Given task:
Write out the listing below in full and exactly, leaving out every picture.

Records provided:
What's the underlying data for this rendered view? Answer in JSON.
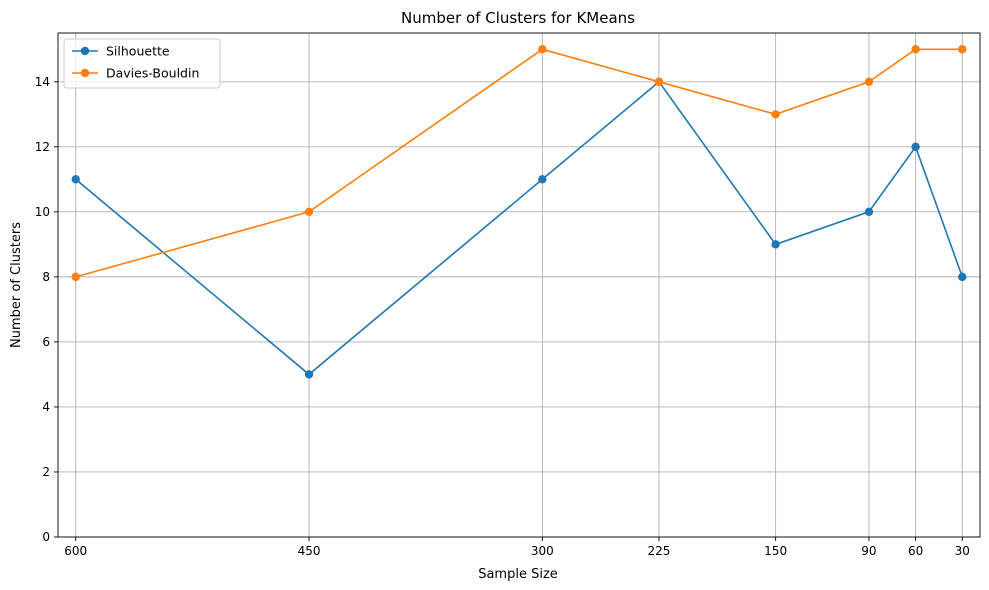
{
  "chart_data": {
    "type": "line",
    "title": "Number of Clusters for KMeans",
    "xlabel": "Sample Size",
    "ylabel": "Number of Clusters",
    "x": [
      600,
      450,
      300,
      225,
      150,
      90,
      60,
      30
    ],
    "x_reversed": true,
    "ylim": [
      0,
      15.5
    ],
    "yticks": [
      0,
      2,
      4,
      6,
      8,
      10,
      12,
      14
    ],
    "grid": true,
    "legend_position": "top-left",
    "series": [
      {
        "name": "Silhouette",
        "color": "#1f77b4",
        "marker": "circle",
        "values": [
          11,
          5,
          11,
          14,
          9,
          10,
          12,
          8
        ]
      },
      {
        "name": "Davies-Bouldin",
        "color": "#ff7f0e",
        "marker": "circle",
        "values": [
          8,
          10,
          15,
          14,
          13,
          14,
          15,
          15
        ]
      }
    ]
  }
}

Output of the exercise:
What's the underlying data for this rendered view? Answer in JSON.
{
  "chart_data": {
    "type": "line",
    "title": "Number of Clusters for KMeans",
    "xlabel": "Sample Size",
    "ylabel": "Number of Clusters",
    "x": [
      600,
      450,
      300,
      225,
      150,
      90,
      60,
      30
    ],
    "x_reversed": true,
    "ylim": [
      0,
      15.5
    ],
    "yticks": [
      0,
      2,
      4,
      6,
      8,
      10,
      12,
      14
    ],
    "grid": true,
    "legend_position": "top-left",
    "series": [
      {
        "name": "Silhouette",
        "color": "#1f77b4",
        "marker": "circle",
        "values": [
          11,
          5,
          11,
          14,
          9,
          10,
          12,
          8
        ]
      },
      {
        "name": "Davies-Bouldin",
        "color": "#ff7f0e",
        "marker": "circle",
        "values": [
          8,
          10,
          15,
          14,
          13,
          14,
          15,
          15
        ]
      }
    ]
  }
}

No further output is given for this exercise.